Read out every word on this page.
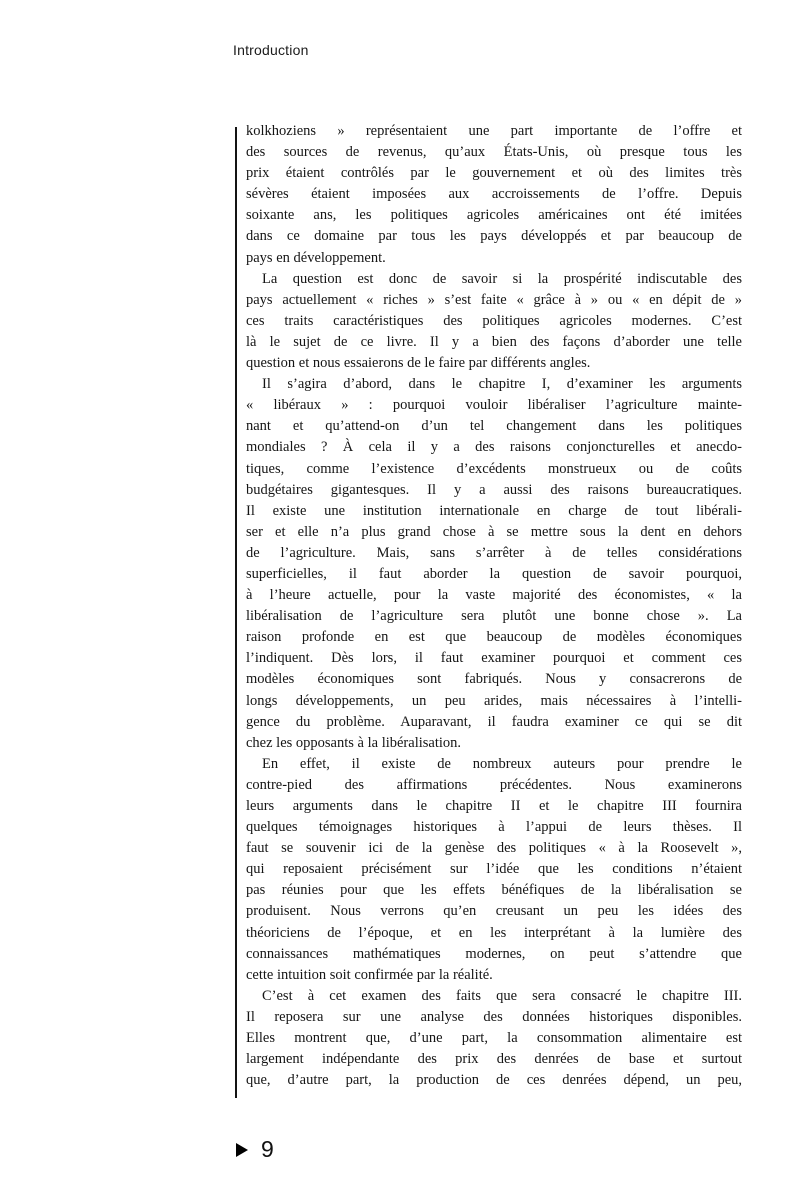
Introduction
kolkhoziens » représentaient une part importante de l’offre et
des sources de revenus, qu’aux États-Unis, où presque tous les
prix étaient contrôlés par le gouvernement et où des limites très
sévères étaient imposées aux accroissements de l’offre. Depuis
soixante ans, les politiques agricoles américaines ont été imitées
dans ce domaine par tous les pays développés et par beaucoup de
pays en développement.
La question est donc de savoir si la prospérité indiscutable des
pays actuellement « riches » s’est faite « grâce à » ou « en dépit de »
ces traits caractéristiques des politiques agricoles modernes. C’est
là le sujet de ce livre. Il y a bien des façons d’aborder une telle
question et nous essaierons de le faire par différents angles.
Il s’agira d’abord, dans le chapitre I, d’examiner les arguments
« libéraux » : pourquoi vouloir libéraliser l’agriculture mainte-
nant et qu’attend-on d’un tel changement dans les politiques
mondiales ? À cela il y a des raisons conjoncturelles et anecdo-
tiques, comme l’existence d’excédents monstrueux ou de coûts
budgétaires gigantesques. Il y a aussi des raisons bureaucratiques.
Il existe une institution internationale en charge de tout libérali-
ser et elle n’a plus grand chose à se mettre sous la dent en dehors
de l’agriculture. Mais, sans s’arrêter à de telles considérations
superficielles, il faut aborder la question de savoir pourquoi,
à l’heure actuelle, pour la vaste majorité des économistes, « la
libéralisation de l’agriculture sera plutôt une bonne chose ». La
raison profonde en est que beaucoup de modèles économiques
l’indiquent. Dès lors, il faut examiner pourquoi et comment ces
modèles économiques sont fabriqués. Nous y consacrerons de
longs développements, un peu arides, mais nécessaires à l’intelli-
gence du problème. Auparavant, il faudra examiner ce qui se dit
chez les opposants à la libéralisation.
En effet, il existe de nombreux auteurs pour prendre le
contre-pied des affirmations précédentes. Nous examinerons
leurs arguments dans le chapitre II et le chapitre III fournira
quelques témoignages historiques à l’appui de leurs thèses. Il
faut se souvenir ici de la genèse des politiques « à la Roosevelt »,
qui reposaient précisément sur l’idée que les conditions n’étaient
pas réunies pour que les effets bénéfiques de la libéralisation se
produisent. Nous verrons qu’en creusant un peu les idées des
théoriciens de l’époque, et en les interprétant à la lumière des
connaissances mathématiques modernes, on peut s’attendre que
cette intuition soit confirmée par la réalité.
C’est à cet examen des faits que sera consacré le chapitre III.
Il reposera sur une analyse des données historiques disponibles.
Elles montrent que, d’une part, la consommation alimentaire est
largement indépendante des prix des denrées de base et surtout
que, d’autre part, la production de ces denrées dépend, un peu,
9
######
◆ **What to produce**:
Restate the whole listing above exactly, please, omitting every image.

◆ **Answer to this exercise**:
Read out every word on this page.
Introduction
kolkhoziens » représentaient une part importante de l’offre et
des sources de revenus, qu’aux États-Unis, où presque tous les
prix étaient contrôlés par le gouvernement et où des limites très
sévères étaient imposées aux accroissements de l’offre. Depuis
soixante ans, les politiques agricoles américaines ont été imitées
dans ce domaine par tous les pays développés et par beaucoup de
pays en développement.
La question est donc de savoir si la prospérité indiscutable des
pays actuellement « riches » s’est faite « grâce à » ou « en dépit de »
ces traits caractéristiques des politiques agricoles modernes. C’est
là le sujet de ce livre. Il y a bien des façons d’aborder une telle
question et nous essaierons de le faire par différents angles.
Il s’agira d’abord, dans le chapitre I, d’examiner les arguments
« libéraux » : pourquoi vouloir libéraliser l’agriculture mainte-
nant et qu’attend-on d’un tel changement dans les politiques
mondiales ? À cela il y a des raisons conjoncturelles et anecdo-
tiques, comme l’existence d’excédents monstrueux ou de coûts
budgétaires gigantesques. Il y a aussi des raisons bureaucratiques.
Il existe une institution internationale en charge de tout libérali-
ser et elle n’a plus grand chose à se mettre sous la dent en dehors
de l’agriculture. Mais, sans s’arrêter à de telles considérations
superficielles, il faut aborder la question de savoir pourquoi,
à l’heure actuelle, pour la vaste majorité des économistes, « la
libéralisation de l’agriculture sera plutôt une bonne chose ». La
raison profonde en est que beaucoup de modèles économiques
l’indiquent. Dès lors, il faut examiner pourquoi et comment ces
modèles économiques sont fabriqués. Nous y consacrerons de
longs développements, un peu arides, mais nécessaires à l’intelli-
gence du problème. Auparavant, il faudra examiner ce qui se dit
chez les opposants à la libéralisation.
En effet, il existe de nombreux auteurs pour prendre le
contre-pied des affirmations précédentes. Nous examinerons
leurs arguments dans le chapitre II et le chapitre III fournira
quelques témoignages historiques à l’appui de leurs thèses. Il
faut se souvenir ici de la genèse des politiques « à la Roosevelt »,
qui reposaient précisément sur l’idée que les conditions n’étaient
pas réunies pour que les effets bénéfiques de la libéralisation se
produisent. Nous verrons qu’en creusant un peu les idées des
théoriciens de l’époque, et en les interprétant à la lumière des
connaissances mathématiques modernes, on peut s’attendre que
cette intuition soit confirmée par la réalité.
C’est à cet examen des faits que sera consacré le chapitre III.
Il reposera sur une analyse des données historiques disponibles.
Elles montrent que, d’une part, la consommation alimentaire est
largement indépendante des prix des denrées de base et surtout
que, d’autre part, la production de ces denrées dépend, un peu,
9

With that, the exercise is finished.